[WHAT IS BEING ASKED] Search the listing below for the string "πράγματα" and copy every line where it occurs.

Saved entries

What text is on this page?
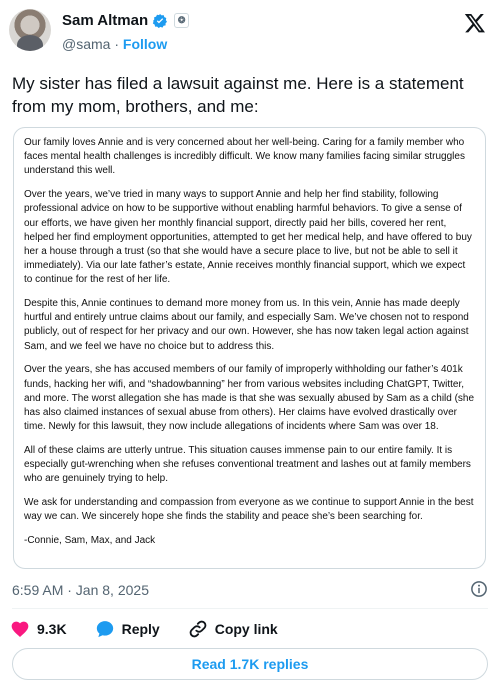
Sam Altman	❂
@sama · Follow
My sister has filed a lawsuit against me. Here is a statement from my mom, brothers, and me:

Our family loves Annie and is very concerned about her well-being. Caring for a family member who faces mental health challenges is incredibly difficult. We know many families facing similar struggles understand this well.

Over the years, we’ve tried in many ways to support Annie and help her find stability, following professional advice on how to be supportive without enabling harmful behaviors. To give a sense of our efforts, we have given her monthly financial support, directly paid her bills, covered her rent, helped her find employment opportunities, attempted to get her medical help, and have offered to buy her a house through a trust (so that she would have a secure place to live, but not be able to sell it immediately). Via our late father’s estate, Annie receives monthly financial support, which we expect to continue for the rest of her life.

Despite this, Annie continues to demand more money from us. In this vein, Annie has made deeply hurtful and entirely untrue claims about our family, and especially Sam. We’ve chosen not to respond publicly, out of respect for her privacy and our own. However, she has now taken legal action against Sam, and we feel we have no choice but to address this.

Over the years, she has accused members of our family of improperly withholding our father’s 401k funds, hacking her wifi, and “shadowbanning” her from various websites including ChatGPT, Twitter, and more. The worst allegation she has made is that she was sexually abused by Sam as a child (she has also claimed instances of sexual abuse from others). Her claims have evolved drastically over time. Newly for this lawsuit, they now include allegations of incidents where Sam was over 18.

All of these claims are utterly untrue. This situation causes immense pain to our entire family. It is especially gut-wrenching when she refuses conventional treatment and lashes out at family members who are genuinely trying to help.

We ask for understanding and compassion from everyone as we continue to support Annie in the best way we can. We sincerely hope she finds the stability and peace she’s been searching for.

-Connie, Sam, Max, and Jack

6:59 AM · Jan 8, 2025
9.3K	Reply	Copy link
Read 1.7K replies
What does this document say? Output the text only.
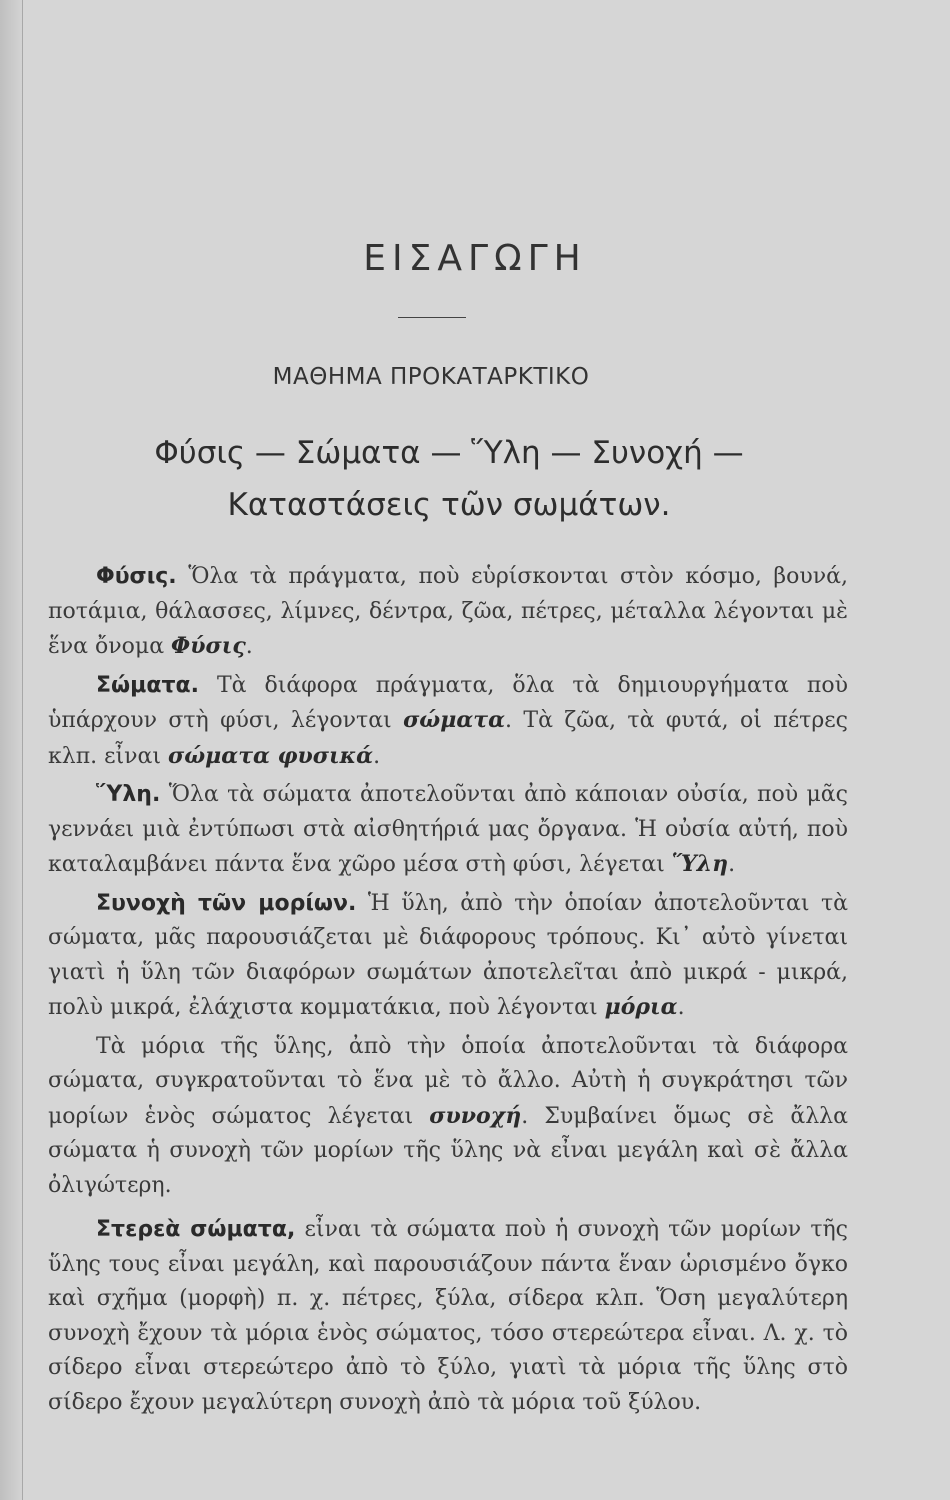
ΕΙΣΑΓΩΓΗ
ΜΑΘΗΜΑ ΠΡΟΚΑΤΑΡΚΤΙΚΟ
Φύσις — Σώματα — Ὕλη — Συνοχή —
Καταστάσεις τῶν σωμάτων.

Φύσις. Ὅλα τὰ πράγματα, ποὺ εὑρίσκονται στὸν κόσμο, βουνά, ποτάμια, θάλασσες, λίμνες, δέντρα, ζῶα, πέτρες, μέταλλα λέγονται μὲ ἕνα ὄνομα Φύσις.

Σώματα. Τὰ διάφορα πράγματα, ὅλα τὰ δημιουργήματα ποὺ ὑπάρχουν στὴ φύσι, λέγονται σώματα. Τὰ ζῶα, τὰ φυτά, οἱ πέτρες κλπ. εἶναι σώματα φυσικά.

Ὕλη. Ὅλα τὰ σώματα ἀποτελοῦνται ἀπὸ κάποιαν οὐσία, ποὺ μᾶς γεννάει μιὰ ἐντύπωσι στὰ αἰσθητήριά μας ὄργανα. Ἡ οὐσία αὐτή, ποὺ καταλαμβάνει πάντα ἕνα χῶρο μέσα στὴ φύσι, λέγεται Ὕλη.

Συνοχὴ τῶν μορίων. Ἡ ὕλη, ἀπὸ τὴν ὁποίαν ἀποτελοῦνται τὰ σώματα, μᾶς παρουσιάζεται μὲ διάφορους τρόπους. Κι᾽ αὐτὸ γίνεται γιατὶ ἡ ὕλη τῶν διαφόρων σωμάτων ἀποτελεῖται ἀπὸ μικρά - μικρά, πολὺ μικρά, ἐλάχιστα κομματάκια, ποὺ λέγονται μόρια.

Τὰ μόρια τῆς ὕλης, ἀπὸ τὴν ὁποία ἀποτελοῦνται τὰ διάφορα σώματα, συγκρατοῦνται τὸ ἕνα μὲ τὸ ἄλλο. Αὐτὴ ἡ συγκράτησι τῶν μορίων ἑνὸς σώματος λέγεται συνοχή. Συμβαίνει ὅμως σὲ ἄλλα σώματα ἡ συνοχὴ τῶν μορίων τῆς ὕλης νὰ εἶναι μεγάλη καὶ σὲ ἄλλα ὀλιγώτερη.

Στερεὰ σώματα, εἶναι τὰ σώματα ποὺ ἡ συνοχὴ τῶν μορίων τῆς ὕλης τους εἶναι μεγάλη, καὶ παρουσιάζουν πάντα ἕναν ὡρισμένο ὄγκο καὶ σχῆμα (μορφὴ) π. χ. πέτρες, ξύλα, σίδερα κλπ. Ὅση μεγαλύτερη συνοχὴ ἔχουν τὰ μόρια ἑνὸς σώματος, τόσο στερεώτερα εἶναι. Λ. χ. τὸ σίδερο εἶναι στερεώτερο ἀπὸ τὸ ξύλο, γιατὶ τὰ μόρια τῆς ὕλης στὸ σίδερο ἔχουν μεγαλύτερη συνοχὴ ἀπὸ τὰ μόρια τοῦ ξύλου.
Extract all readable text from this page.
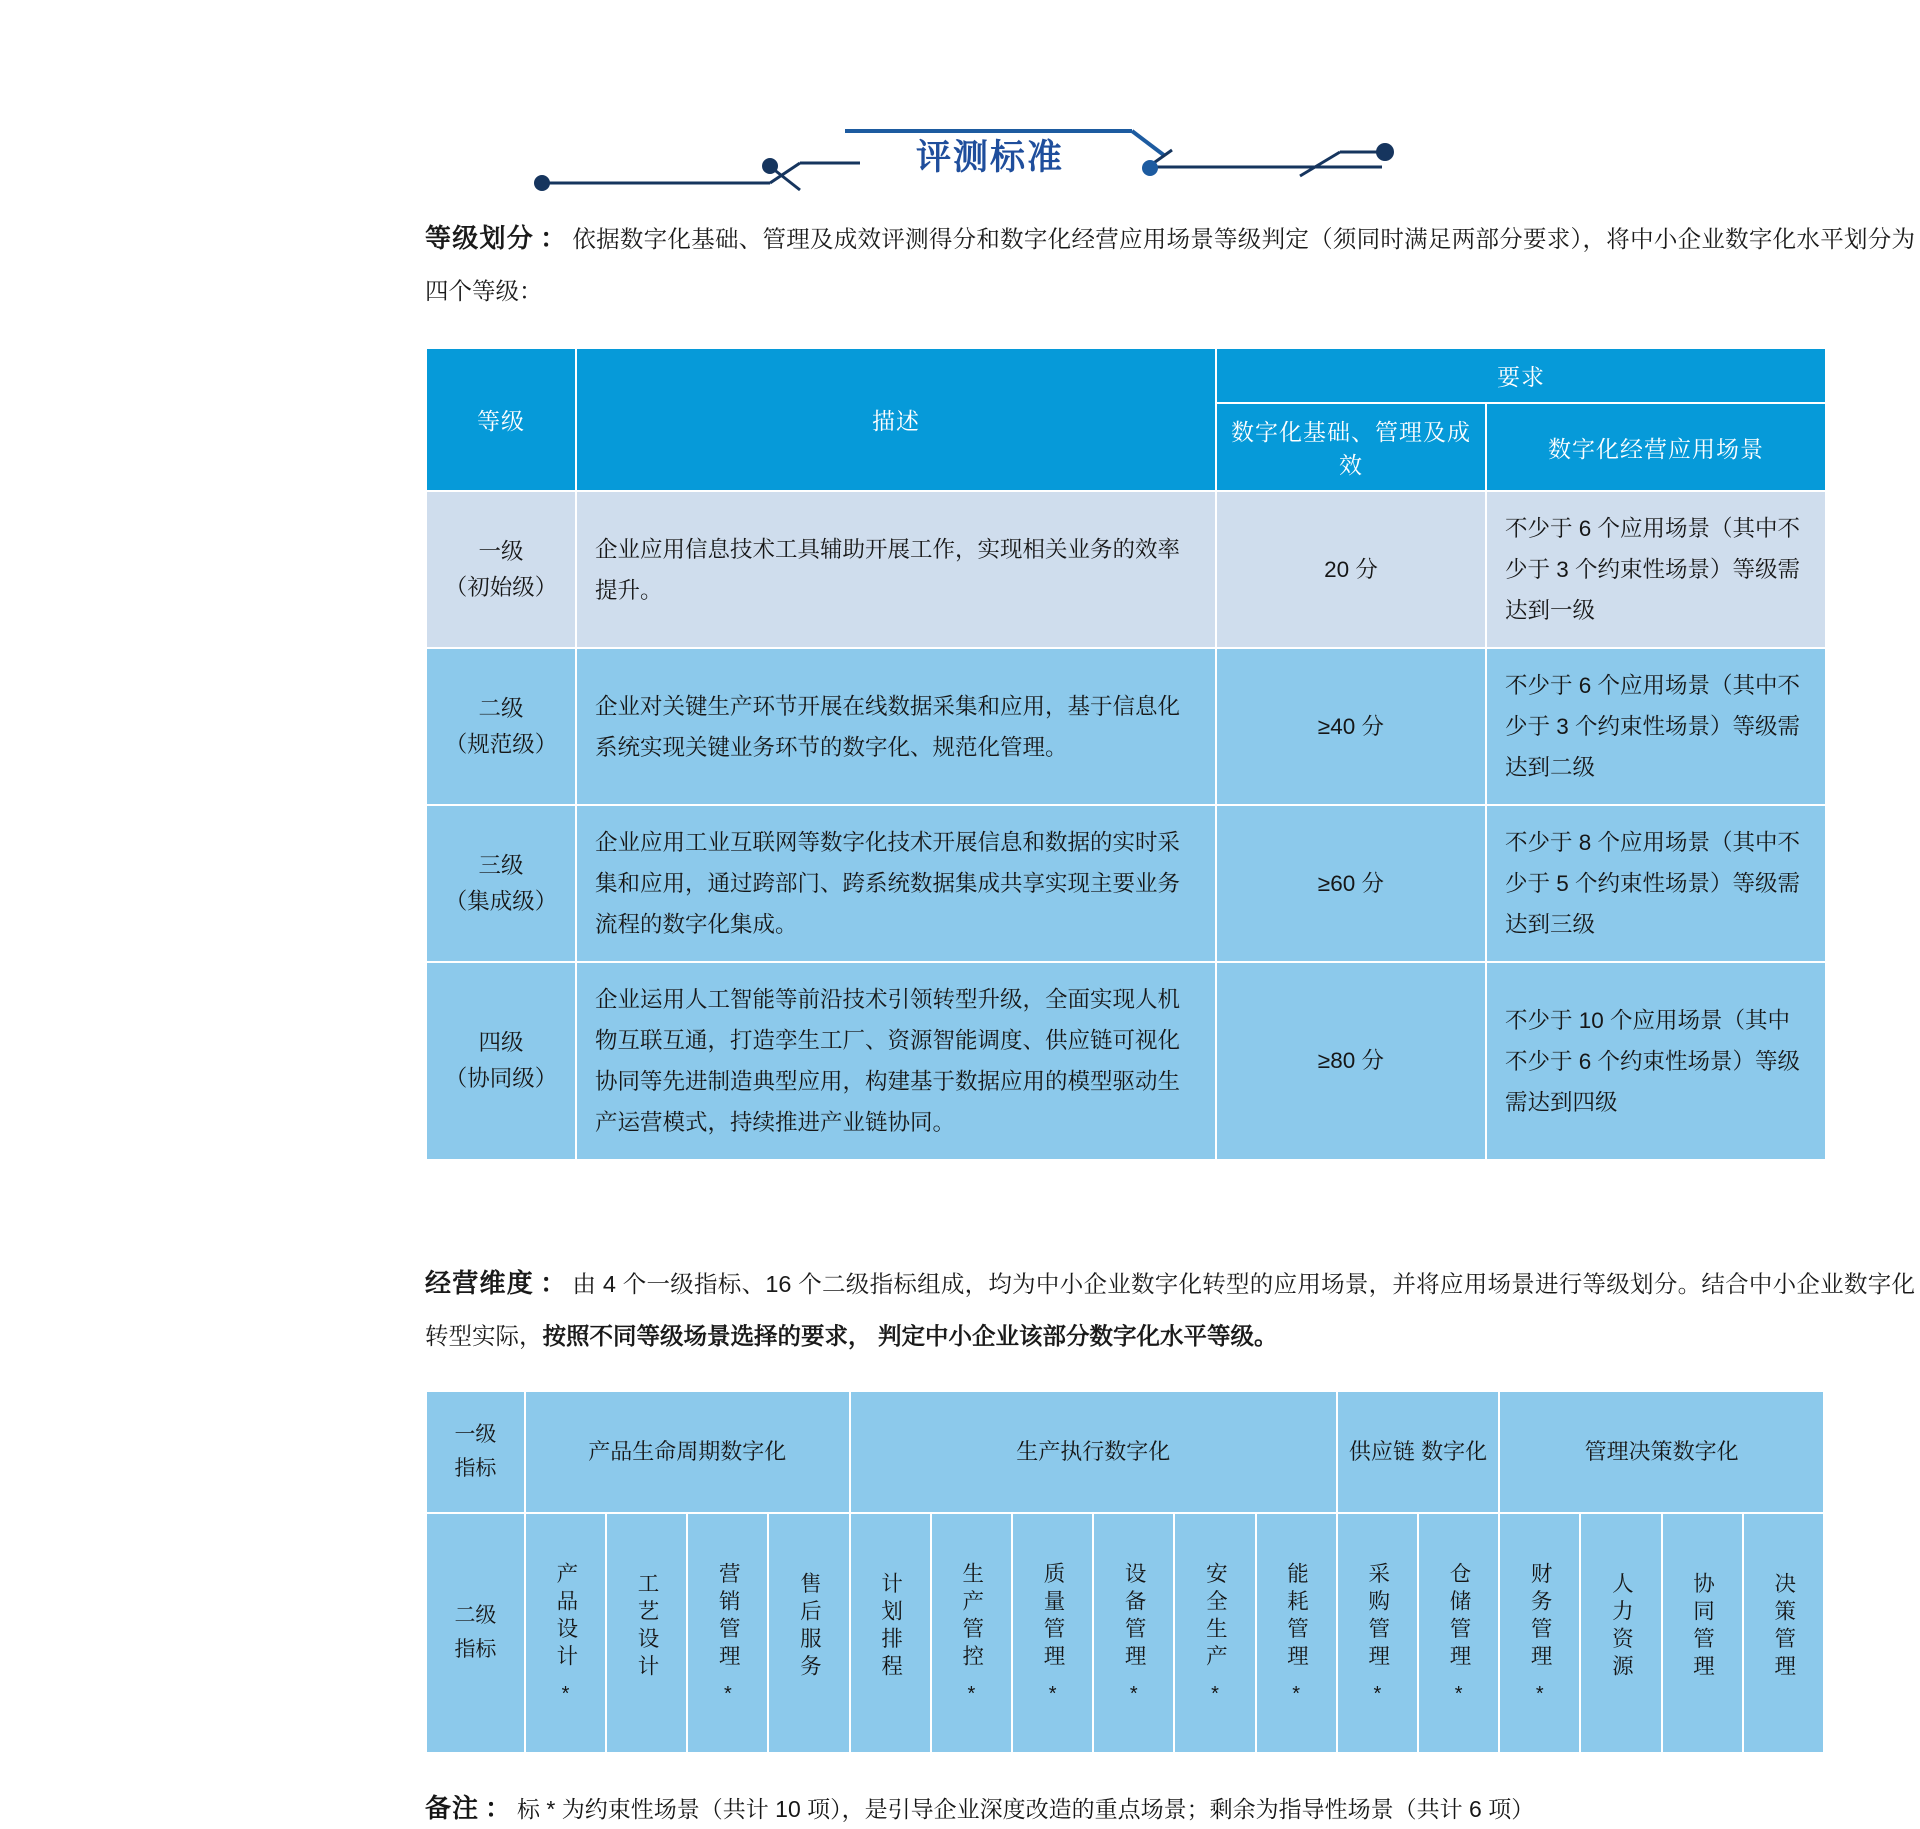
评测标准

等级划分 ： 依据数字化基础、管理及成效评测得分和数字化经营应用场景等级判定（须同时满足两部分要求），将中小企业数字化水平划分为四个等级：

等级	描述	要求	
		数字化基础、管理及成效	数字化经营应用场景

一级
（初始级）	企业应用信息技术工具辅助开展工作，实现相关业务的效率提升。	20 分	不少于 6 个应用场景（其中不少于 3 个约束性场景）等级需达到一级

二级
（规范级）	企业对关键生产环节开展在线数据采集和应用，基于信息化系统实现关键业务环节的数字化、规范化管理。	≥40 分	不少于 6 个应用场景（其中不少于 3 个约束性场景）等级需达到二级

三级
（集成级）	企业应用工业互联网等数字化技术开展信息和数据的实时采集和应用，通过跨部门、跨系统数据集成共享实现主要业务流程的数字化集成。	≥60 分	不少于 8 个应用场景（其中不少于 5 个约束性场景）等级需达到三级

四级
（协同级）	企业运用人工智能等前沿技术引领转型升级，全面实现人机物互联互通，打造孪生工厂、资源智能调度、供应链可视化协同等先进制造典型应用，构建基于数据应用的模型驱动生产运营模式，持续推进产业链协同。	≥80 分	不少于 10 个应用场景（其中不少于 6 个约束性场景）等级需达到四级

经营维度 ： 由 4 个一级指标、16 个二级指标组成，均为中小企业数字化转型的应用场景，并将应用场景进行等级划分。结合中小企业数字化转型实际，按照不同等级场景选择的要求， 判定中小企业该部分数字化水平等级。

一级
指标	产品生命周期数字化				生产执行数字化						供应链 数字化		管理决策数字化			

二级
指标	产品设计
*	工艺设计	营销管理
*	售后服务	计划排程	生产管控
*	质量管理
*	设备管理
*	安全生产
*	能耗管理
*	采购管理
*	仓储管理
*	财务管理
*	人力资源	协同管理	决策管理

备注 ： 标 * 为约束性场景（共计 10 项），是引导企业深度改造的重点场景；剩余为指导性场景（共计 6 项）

[WRITTEN ANSWER]
Φύσις. Ὅλα τὰ πράγματα, ποὺ εὑρίσκονται στὸν κόσμο, βουνά, ποτάμια, θάλασσες, λίμνες, δέντρα, ζῶα, πέτρες, μέταλλα λέγονται μὲ ἕνα ὄνομα Φύσις.
Σώματα. Τὰ διάφορα πράγματα, ὅλα τὰ δημιουργήματα ποὺ ὑπάρχουν στὴ φύσι, λέγονται σώματα. Τὰ ζῶα, τὰ φυτά, οἱ πέτρες κλπ. εἶναι σώματα φυσικά.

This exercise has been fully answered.